- **TASK GOAL**
Extract the data exactly, missing nothing.

- **SUPPLIED INFORMATION**
________________________

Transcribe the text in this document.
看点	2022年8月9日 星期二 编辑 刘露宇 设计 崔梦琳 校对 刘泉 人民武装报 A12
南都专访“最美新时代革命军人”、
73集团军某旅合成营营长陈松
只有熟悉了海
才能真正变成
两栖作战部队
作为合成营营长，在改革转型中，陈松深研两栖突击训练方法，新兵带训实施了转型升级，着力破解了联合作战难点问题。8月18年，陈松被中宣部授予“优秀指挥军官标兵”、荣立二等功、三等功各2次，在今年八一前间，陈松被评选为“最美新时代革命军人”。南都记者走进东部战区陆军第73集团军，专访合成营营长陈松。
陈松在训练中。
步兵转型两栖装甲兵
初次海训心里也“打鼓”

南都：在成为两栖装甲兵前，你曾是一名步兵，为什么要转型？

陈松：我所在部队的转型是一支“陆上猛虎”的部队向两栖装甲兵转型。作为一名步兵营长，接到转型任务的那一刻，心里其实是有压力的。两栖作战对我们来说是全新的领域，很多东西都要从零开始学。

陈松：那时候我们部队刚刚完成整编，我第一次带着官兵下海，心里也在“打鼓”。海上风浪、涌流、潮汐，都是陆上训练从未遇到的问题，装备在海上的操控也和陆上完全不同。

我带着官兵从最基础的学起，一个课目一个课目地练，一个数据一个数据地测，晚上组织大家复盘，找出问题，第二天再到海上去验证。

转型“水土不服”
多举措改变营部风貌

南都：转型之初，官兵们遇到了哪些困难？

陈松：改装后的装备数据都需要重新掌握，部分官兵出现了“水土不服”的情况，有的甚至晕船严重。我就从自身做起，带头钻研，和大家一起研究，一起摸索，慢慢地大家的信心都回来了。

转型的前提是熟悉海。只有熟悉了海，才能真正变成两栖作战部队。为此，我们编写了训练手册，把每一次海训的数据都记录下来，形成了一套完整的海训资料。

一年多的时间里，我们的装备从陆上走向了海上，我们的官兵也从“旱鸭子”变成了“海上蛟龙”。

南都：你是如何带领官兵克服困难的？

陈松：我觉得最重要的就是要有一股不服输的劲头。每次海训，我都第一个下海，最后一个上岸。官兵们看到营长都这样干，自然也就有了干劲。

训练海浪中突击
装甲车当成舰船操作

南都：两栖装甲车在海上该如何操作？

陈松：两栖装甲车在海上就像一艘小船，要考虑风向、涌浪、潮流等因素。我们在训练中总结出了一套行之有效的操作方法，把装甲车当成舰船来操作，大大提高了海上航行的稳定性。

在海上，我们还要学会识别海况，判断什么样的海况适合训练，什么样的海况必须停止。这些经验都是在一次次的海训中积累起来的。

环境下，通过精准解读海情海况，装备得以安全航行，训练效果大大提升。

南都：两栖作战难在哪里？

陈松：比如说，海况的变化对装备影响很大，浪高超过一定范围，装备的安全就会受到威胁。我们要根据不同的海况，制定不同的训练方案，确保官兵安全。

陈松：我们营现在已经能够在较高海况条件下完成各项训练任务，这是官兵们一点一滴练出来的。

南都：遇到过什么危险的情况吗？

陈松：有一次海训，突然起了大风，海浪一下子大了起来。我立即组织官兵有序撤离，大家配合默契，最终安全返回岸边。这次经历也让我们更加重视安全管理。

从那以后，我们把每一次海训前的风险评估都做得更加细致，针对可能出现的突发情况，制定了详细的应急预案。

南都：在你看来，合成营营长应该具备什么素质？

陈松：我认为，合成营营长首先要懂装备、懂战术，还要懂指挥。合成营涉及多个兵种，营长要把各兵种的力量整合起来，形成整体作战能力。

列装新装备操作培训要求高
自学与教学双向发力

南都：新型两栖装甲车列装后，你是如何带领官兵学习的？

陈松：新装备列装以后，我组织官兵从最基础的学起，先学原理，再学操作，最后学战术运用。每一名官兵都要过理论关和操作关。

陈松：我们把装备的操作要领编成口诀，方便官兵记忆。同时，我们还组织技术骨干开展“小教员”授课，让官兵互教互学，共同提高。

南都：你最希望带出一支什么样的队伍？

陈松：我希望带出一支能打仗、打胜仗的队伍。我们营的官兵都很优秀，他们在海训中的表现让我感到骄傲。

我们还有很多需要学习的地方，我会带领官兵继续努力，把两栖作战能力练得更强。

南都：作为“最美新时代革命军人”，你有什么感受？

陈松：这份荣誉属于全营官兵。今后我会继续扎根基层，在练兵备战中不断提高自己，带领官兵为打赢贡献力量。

________________________

- **THE RESPONSE**
Transcribe the text in this document.
看点	2022年8月9日 星期二 编辑 刘露宇 设计 崔梦琳 校对 刘泉 人民武装报 A12
南都专访“最美新时代革命军人”、
73集团军某旅合成营营长陈松
只有熟悉了海
才能真正变成
两栖作战部队
作为合成营营长，在改革转型中，陈松深研两栖突击训练方法，新兵带训实施了转型升级，着力破解了联合作战难点问题。8月18年，陈松被中宣部授予“优秀指挥军官标兵”、荣立二等功、三等功各2次，在今年八一前间，陈松被评选为“最美新时代革命军人”。南都记者走进东部战区陆军第73集团军，专访合成营营长陈松。
陈松在训练中。
步兵转型两栖装甲兵
初次海训心里也“打鼓”

南都：在成为两栖装甲兵前，你曾是一名步兵，为什么要转型？

陈松：我所在部队的转型是一支“陆上猛虎”的部队向两栖装甲兵转型。作为一名步兵营长，接到转型任务的那一刻，心里其实是有压力的。两栖作战对我们来说是全新的领域，很多东西都要从零开始学。

陈松：那时候我们部队刚刚完成整编，我第一次带着官兵下海，心里也在“打鼓”。海上风浪、涌流、潮汐，都是陆上训练从未遇到的问题，装备在海上的操控也和陆上完全不同。

我带着官兵从最基础的学起，一个课目一个课目地练，一个数据一个数据地测，晚上组织大家复盘，找出问题，第二天再到海上去验证。

转型“水土不服”
多举措改变营部风貌

南都：转型之初，官兵们遇到了哪些困难？

陈松：改装后的装备数据都需要重新掌握，部分官兵出现了“水土不服”的情况，有的甚至晕船严重。我就从自身做起，带头钻研，和大家一起研究，一起摸索，慢慢地大家的信心都回来了。

转型的前提是熟悉海。只有熟悉了海，才能真正变成两栖作战部队。为此，我们编写了训练手册，把每一次海训的数据都记录下来，形成了一套完整的海训资料。

一年多的时间里，我们的装备从陆上走向了海上，我们的官兵也从“旱鸭子”变成了“海上蛟龙”。

南都：你是如何带领官兵克服困难的？

陈松：我觉得最重要的就是要有一股不服输的劲头。每次海训，我都第一个下海，最后一个上岸。官兵们看到营长都这样干，自然也就有了干劲。

训练海浪中突击
装甲车当成舰船操作

南都：两栖装甲车在海上该如何操作？

陈松：两栖装甲车在海上就像一艘小船，要考虑风向、涌浪、潮流等因素。我们在训练中总结出了一套行之有效的操作方法，把装甲车当成舰船来操作，大大提高了海上航行的稳定性。

在海上，我们还要学会识别海况，判断什么样的海况适合训练，什么样的海况必须停止。这些经验都是在一次次的海训中积累起来的。

环境下，通过精准解读海情海况，装备得以安全航行，训练效果大大提升。

南都：两栖作战难在哪里？

陈松：比如说，海况的变化对装备影响很大，浪高超过一定范围，装备的安全就会受到威胁。我们要根据不同的海况，制定不同的训练方案，确保官兵安全。

陈松：我们营现在已经能够在较高海况条件下完成各项训练任务，这是官兵们一点一滴练出来的。

南都：遇到过什么危险的情况吗？

陈松：有一次海训，突然起了大风，海浪一下子大了起来。我立即组织官兵有序撤离，大家配合默契，最终安全返回岸边。这次经历也让我们更加重视安全管理。

从那以后，我们把每一次海训前的风险评估都做得更加细致，针对可能出现的突发情况，制定了详细的应急预案。

南都：在你看来，合成营营长应该具备什么素质？

陈松：我认为，合成营营长首先要懂装备、懂战术，还要懂指挥。合成营涉及多个兵种，营长要把各兵种的力量整合起来，形成整体作战能力。

列装新装备操作培训要求高
自学与教学双向发力

南都：新型两栖装甲车列装后，你是如何带领官兵学习的？

陈松：新装备列装以后，我组织官兵从最基础的学起，先学原理，再学操作，最后学战术运用。每一名官兵都要过理论关和操作关。

陈松：我们把装备的操作要领编成口诀，方便官兵记忆。同时，我们还组织技术骨干开展“小教员”授课，让官兵互教互学，共同提高。

南都：你最希望带出一支什么样的队伍？

陈松：我希望带出一支能打仗、打胜仗的队伍。我们营的官兵都很优秀，他们在海训中的表现让我感到骄傲。

我们还有很多需要学习的地方，我会带领官兵继续努力，把两栖作战能力练得更强。

南都：作为“最美新时代革命军人”，你有什么感受？

陈松：这份荣誉属于全营官兵。今后我会继续扎根基层，在练兵备战中不断提高自己，带领官兵为打赢贡献力量。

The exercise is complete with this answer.